# Work to be completed
Say how many lines hold the string "xiào"; please write nothing but the number.

# Raw records
○ ○ ○ ○ ○ ○ ○

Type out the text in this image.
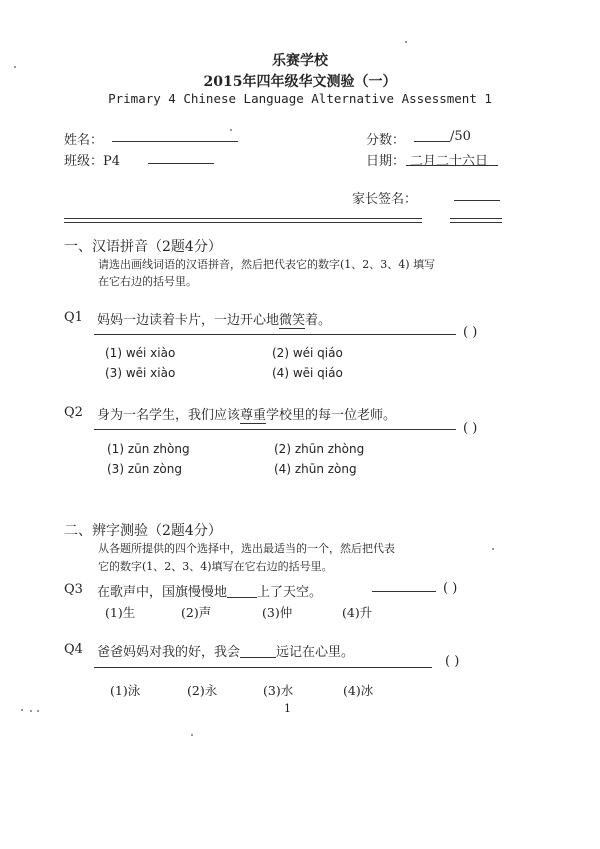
乐赛学校
2015年四年级华文测验（一）
Primary 4 Chinese Language Alternative Assessment 1
姓名：
班级：P4
分数：	/50
日期： 二月二十六日
家长签名：
一、汉语拼音（2题4分）
请选出画线词语的汉语拼音，然后把代表它的数字(1、2、3、4) 填写
在它右边的括号里。
Q1 妈妈一边读着卡片，一边开心地微笑着。
( )
(1) wéi xiào	(2) wéi qiáo
(3) wēi xiào	(4) wēi qiáo
Q2 身为一名学生，我们应该尊重学校里的每一位老师。
( )
(1) zūn zhòng	(2) zhūn zhòng
(3) zūn zòng	(4) zhūn zòng
二、辨字测验（2题4分）
从各题所提供的四个选择中，选出最适当的一个，然后把代表
它的数字(1、2、3、4)填写在它右边的括号里。
Q3 在歌声中，国旗慢慢地 上了天空。	( )
(1)生	(2)声	(3)仲	(4)升
Q4 爸爸妈妈对我的好，我会	远记在心里。
( )
(1)泳	(2)永	(3)水	(4)冰
1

○ ○ ○ ○ ○ ○ ○

# Solution to the exercise
2